What is needed
Return only the line that contains "Extract all readable text from this page." and each line after it, through the last line of the data below, copied exactly.

Supplied data
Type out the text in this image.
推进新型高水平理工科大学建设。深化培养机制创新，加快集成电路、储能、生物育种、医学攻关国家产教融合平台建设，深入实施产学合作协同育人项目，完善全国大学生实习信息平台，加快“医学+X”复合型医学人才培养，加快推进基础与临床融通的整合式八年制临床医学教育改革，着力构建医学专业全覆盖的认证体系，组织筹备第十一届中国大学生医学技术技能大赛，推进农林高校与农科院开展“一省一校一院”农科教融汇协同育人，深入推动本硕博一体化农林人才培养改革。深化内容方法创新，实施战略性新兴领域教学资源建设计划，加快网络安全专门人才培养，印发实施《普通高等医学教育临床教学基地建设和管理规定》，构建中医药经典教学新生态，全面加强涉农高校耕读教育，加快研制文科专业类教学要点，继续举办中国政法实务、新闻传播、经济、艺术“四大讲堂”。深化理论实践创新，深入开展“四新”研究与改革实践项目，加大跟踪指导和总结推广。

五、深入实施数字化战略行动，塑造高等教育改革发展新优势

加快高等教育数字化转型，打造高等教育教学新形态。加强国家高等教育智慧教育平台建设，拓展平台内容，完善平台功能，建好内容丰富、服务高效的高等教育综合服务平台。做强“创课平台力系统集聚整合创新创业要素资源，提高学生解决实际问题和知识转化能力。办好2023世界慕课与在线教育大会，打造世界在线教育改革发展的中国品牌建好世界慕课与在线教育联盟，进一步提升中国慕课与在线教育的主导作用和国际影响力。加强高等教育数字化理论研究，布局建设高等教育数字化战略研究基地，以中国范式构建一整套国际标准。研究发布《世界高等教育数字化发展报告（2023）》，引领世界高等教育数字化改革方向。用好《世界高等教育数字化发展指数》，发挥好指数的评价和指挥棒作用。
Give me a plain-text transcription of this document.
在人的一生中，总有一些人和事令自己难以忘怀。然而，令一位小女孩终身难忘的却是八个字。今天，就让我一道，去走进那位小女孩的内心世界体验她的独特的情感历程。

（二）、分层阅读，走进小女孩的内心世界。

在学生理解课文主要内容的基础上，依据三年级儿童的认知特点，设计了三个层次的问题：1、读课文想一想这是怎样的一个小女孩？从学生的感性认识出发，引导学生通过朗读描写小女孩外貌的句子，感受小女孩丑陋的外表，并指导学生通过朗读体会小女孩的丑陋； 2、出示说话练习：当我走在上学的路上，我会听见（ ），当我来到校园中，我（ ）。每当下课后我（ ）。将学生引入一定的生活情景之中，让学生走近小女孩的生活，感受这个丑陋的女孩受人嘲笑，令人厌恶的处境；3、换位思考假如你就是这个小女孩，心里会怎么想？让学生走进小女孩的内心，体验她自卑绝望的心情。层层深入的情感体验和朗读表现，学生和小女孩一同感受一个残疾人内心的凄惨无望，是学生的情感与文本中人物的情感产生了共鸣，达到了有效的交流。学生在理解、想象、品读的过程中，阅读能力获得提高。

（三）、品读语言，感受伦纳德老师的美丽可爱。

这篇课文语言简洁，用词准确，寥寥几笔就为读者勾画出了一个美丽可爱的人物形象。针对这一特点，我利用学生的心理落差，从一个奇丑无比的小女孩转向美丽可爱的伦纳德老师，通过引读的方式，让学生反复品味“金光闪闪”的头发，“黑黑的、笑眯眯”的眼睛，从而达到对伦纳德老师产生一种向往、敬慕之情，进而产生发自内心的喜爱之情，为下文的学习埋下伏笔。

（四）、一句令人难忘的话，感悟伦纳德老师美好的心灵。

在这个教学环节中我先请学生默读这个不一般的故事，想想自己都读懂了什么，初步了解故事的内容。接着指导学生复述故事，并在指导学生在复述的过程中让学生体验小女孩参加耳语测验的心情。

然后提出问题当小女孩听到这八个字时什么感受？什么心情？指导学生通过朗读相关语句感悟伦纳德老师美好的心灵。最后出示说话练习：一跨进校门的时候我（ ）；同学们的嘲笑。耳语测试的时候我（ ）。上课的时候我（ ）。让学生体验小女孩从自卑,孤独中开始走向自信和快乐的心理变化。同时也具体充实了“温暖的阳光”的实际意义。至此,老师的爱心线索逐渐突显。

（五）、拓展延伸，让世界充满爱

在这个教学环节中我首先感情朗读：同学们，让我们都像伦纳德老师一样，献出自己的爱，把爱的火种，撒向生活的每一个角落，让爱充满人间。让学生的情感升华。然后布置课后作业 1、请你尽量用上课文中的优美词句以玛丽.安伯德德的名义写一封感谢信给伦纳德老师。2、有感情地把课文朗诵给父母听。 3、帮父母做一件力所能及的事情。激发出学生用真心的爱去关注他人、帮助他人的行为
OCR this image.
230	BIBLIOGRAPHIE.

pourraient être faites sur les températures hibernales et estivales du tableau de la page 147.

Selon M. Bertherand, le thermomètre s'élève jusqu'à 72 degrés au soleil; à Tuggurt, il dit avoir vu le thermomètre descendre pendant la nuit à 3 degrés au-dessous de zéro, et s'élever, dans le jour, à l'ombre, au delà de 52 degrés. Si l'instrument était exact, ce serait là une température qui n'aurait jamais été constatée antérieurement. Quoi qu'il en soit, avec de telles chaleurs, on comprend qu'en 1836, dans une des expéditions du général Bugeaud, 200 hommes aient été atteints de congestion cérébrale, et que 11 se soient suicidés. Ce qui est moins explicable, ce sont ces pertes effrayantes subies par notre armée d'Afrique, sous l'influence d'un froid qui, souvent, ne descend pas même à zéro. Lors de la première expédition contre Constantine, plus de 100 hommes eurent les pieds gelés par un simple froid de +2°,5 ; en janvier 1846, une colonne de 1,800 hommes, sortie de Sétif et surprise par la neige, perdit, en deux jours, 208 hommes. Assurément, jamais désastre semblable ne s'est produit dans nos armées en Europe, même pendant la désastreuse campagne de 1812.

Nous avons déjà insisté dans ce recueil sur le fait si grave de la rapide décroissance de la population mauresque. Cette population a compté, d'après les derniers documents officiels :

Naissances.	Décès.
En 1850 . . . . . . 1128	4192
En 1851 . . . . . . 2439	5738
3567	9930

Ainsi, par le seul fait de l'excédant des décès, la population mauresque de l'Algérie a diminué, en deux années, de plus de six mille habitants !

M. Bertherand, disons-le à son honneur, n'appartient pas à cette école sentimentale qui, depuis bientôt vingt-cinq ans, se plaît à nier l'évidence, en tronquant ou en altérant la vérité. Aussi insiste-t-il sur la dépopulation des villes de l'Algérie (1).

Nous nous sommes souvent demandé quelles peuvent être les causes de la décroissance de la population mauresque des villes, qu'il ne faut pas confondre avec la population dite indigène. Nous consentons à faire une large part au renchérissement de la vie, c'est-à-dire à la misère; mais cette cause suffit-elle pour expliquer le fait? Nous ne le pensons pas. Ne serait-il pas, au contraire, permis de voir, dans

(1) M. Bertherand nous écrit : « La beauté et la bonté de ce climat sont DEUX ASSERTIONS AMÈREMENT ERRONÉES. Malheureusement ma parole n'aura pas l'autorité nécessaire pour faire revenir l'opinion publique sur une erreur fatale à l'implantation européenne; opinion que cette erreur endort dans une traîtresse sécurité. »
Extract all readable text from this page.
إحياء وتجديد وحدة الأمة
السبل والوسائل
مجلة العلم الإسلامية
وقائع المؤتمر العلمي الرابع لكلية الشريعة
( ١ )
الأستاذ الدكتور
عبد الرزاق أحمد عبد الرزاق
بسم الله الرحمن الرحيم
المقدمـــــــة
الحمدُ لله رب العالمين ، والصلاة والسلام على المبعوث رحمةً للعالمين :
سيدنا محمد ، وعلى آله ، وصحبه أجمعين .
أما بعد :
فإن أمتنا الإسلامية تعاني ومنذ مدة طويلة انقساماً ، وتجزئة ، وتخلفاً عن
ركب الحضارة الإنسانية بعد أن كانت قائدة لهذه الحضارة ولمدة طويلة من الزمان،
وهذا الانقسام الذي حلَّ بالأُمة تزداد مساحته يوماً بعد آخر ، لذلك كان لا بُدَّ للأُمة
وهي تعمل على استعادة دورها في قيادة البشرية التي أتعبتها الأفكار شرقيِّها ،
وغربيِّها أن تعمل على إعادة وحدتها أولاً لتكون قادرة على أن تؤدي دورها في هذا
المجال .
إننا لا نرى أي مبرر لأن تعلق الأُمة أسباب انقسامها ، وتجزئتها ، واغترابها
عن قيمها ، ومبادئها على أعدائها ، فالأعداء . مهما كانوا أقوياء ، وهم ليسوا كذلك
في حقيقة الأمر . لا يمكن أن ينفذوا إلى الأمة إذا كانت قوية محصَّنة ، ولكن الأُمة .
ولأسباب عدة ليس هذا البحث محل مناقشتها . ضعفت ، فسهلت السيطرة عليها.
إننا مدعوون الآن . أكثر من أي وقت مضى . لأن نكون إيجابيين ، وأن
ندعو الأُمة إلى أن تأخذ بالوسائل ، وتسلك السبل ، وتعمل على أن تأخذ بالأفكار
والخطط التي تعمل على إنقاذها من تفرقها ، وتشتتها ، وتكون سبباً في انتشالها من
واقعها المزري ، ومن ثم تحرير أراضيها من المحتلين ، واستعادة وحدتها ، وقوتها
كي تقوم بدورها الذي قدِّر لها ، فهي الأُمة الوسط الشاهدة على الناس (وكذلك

The solution
Extract all readable text from this page.
إحياء وتجديد وحدة الأمة
السبل والوسائل
مجلة العلم الإسلامية
وقائع المؤتمر العلمي الرابع لكلية الشريعة
( ١ )
الأستاذ الدكتور
عبد الرزاق أحمد عبد الرزاق
بسم الله الرحمن الرحيم
المقدمـــــــة
الحمدُ لله رب العالمين ، والصلاة والسلام على المبعوث رحمةً للعالمين :
سيدنا محمد ، وعلى آله ، وصحبه أجمعين .
أما بعد :
فإن أمتنا الإسلامية تعاني ومنذ مدة طويلة انقساماً ، وتجزئة ، وتخلفاً عن
ركب الحضارة الإنسانية بعد أن كانت قائدة لهذه الحضارة ولمدة طويلة من الزمان،
وهذا الانقسام الذي حلَّ بالأُمة تزداد مساحته يوماً بعد آخر ، لذلك كان لا بُدَّ للأُمة
وهي تعمل على استعادة دورها في قيادة البشرية التي أتعبتها الأفكار شرقيِّها ،
وغربيِّها أن تعمل على إعادة وحدتها أولاً لتكون قادرة على أن تؤدي دورها في هذا
المجال .
إننا لا نرى أي مبرر لأن تعلق الأُمة أسباب انقسامها ، وتجزئتها ، واغترابها
عن قيمها ، ومبادئها على أعدائها ، فالأعداء . مهما كانوا أقوياء ، وهم ليسوا كذلك
في حقيقة الأمر . لا يمكن أن ينفذوا إلى الأمة إذا كانت قوية محصَّنة ، ولكن الأُمة .
ولأسباب عدة ليس هذا البحث محل مناقشتها . ضعفت ، فسهلت السيطرة عليها.
إننا مدعوون الآن . أكثر من أي وقت مضى . لأن نكون إيجابيين ، وأن
ندعو الأُمة إلى أن تأخذ بالوسائل ، وتسلك السبل ، وتعمل على أن تأخذ بالأفكار
والخطط التي تعمل على إنقاذها من تفرقها ، وتشتتها ، وتكون سبباً في انتشالها من
واقعها المزري ، ومن ثم تحرير أراضيها من المحتلين ، واستعادة وحدتها ، وقوتها
كي تقوم بدورها الذي قدِّر لها ، فهي الأُمة الوسط الشاهدة على الناس (وكذلك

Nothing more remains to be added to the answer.